## PROBLEM TO SOLVE
Transcribe the material word for word, but without the images.

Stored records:
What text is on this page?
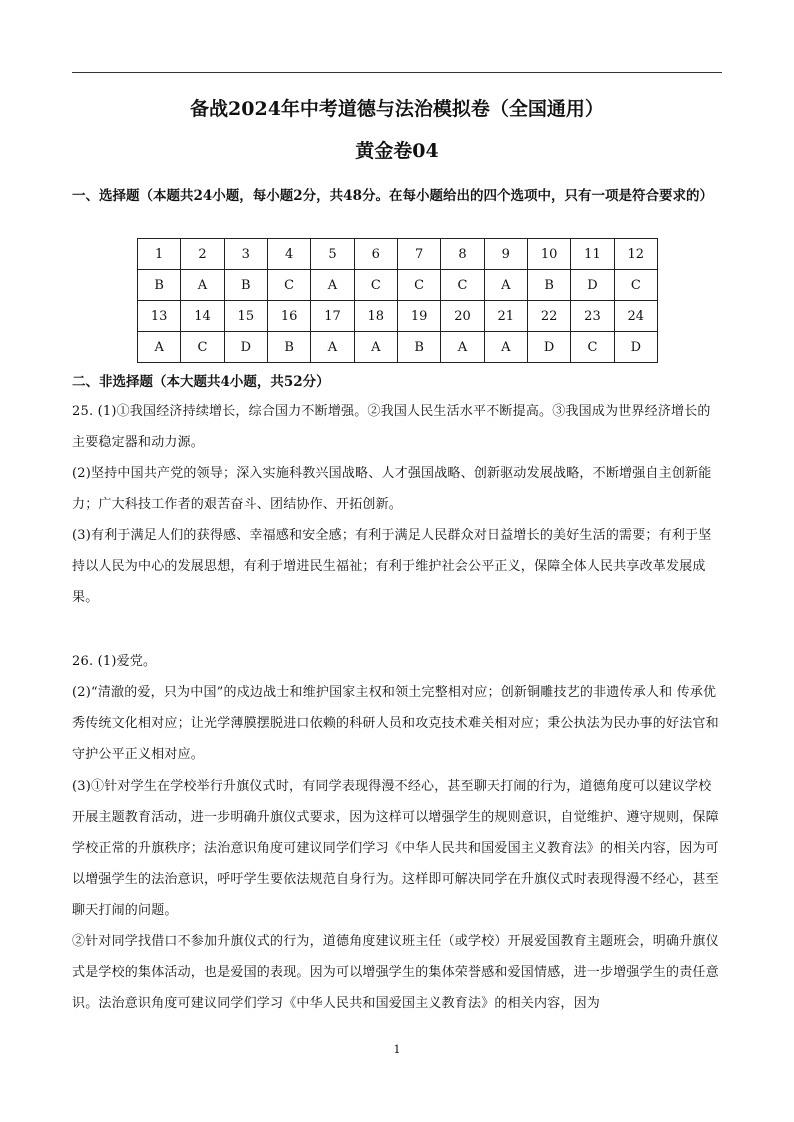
备战2024年中考道德与法治模拟卷（全国通用）
黄金卷04
一、选择题（本题共24小题，每小题2分，共48分。在每小题给出的四个选项中，只有一项是符合要求的）
1	2	3	4	5	6	7	8	9	10	11	12
B	A	B	C	A	C	C	C	A	B	D	C
13	14	15	16	17	18	19	20	21	22	23	24
A	C	D	B	A	A	B	A	A	D	C	D
二、非选择题（本大题共4小题，共52分）
25. (1)①我国经济持续增长，综合国力不断增强。②我国人民生活水平不断提高。③我国成为世界经济增长的主要稳定器和动力源。
(2)坚持中国共产党的领导；深入实施科教兴国战略、人才强国战略、创新驱动发展战略，不断增强自主创新能力；广大科技工作者的艰苦奋斗、团结协作、开拓创新。
(3)有利于满足人们的获得感、幸福感和安全感；有利于满足人民群众对日益增长的美好生活的需要；有利于坚持以人民为中心的发展思想，有利于增进民生福祉；有利于维护社会公平正义，保障全体人民共享改革发展成果。
26. (1)爱党。
(2)“清澈的爱，只为中国”的戍边战士和维护国家主权和领土完整相对应；创新铜雕技艺的非遗传承人和 传承优秀传统文化相对应；让光学薄膜摆脱进口依赖的科研人员和攻克技术难关相对应；秉公执法为民办事的好法官和守护公平正义相对应。
(3)①针对学生在学校举行升旗仪式时，有同学表现得漫不经心，甚至聊天打闹的行为，道德角度可以建议学校开展主题教育活动，进一步明确升旗仪式要求，因为这样可以增强学生的规则意识，自觉维护、遵守规则，保障学校正常的升旗秩序；法治意识角度可建议同学们学习《中华人民共和国爱国主义教育法》的相关内容，因为可以增强学生的法治意识，呼吁学生要依法规范自身行为。这样即可解决同学在升旗仪式时表现得漫不经心，甚至聊天打闹的问题。
②针对同学找借口不参加升旗仪式的行为，道德角度建议班主任（或学校）开展爱国教育主题班会，明确升旗仪式是学校的集体活动，也是爱国的表现。因为可以增强学生的集体荣誉感和爱国情感，进一步增强学生的责任意识。法治意识角度可建议同学们学习《中华人民共和国爱国主义教育法》的相关内容，因为
1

## SOLUTION
What text is on this page?
备战2024年中考道德与法治模拟卷（全国通用）
黄金卷04
一、选择题（本题共24小题，每小题2分，共48分。在每小题给出的四个选项中，只有一项是符合要求的）
1	2	3	4	5	6	7	8	9	10	11	12
B	A	B	C	A	C	C	C	A	B	D	C
13	14	15	16	17	18	19	20	21	22	23	24
A	C	D	B	A	A	B	A	A	D	C	D
二、非选择题（本大题共4小题，共52分）
25. (1)①我国经济持续增长，综合国力不断增强。②我国人民生活水平不断提高。③我国成为世界经济增长的主要稳定器和动力源。
(2)坚持中国共产党的领导；深入实施科教兴国战略、人才强国战略、创新驱动发展战略，不断增强自主创新能力；广大科技工作者的艰苦奋斗、团结协作、开拓创新。
(3)有利于满足人们的获得感、幸福感和安全感；有利于满足人民群众对日益增长的美好生活的需要；有利于坚持以人民为中心的发展思想，有利于增进民生福祉；有利于维护社会公平正义，保障全体人民共享改革发展成果。
26. (1)爱党。
(2)“清澈的爱，只为中国”的戍边战士和维护国家主权和领土完整相对应；创新铜雕技艺的非遗传承人和 传承优秀传统文化相对应；让光学薄膜摆脱进口依赖的科研人员和攻克技术难关相对应；秉公执法为民办事的好法官和守护公平正义相对应。
(3)①针对学生在学校举行升旗仪式时，有同学表现得漫不经心，甚至聊天打闹的行为，道德角度可以建议学校开展主题教育活动，进一步明确升旗仪式要求，因为这样可以增强学生的规则意识，自觉维护、遵守规则，保障学校正常的升旗秩序；法治意识角度可建议同学们学习《中华人民共和国爱国主义教育法》的相关内容，因为可以增强学生的法治意识，呼吁学生要依法规范自身行为。这样即可解决同学在升旗仪式时表现得漫不经心，甚至聊天打闹的问题。
②针对同学找借口不参加升旗仪式的行为，道德角度建议班主任（或学校）开展爱国教育主题班会，明确升旗仪式是学校的集体活动，也是爱国的表现。因为可以增强学生的集体荣誉感和爱国情感，进一步增强学生的责任意识。法治意识角度可建议同学们学习《中华人民共和国爱国主义教育法》的相关内容，因为
1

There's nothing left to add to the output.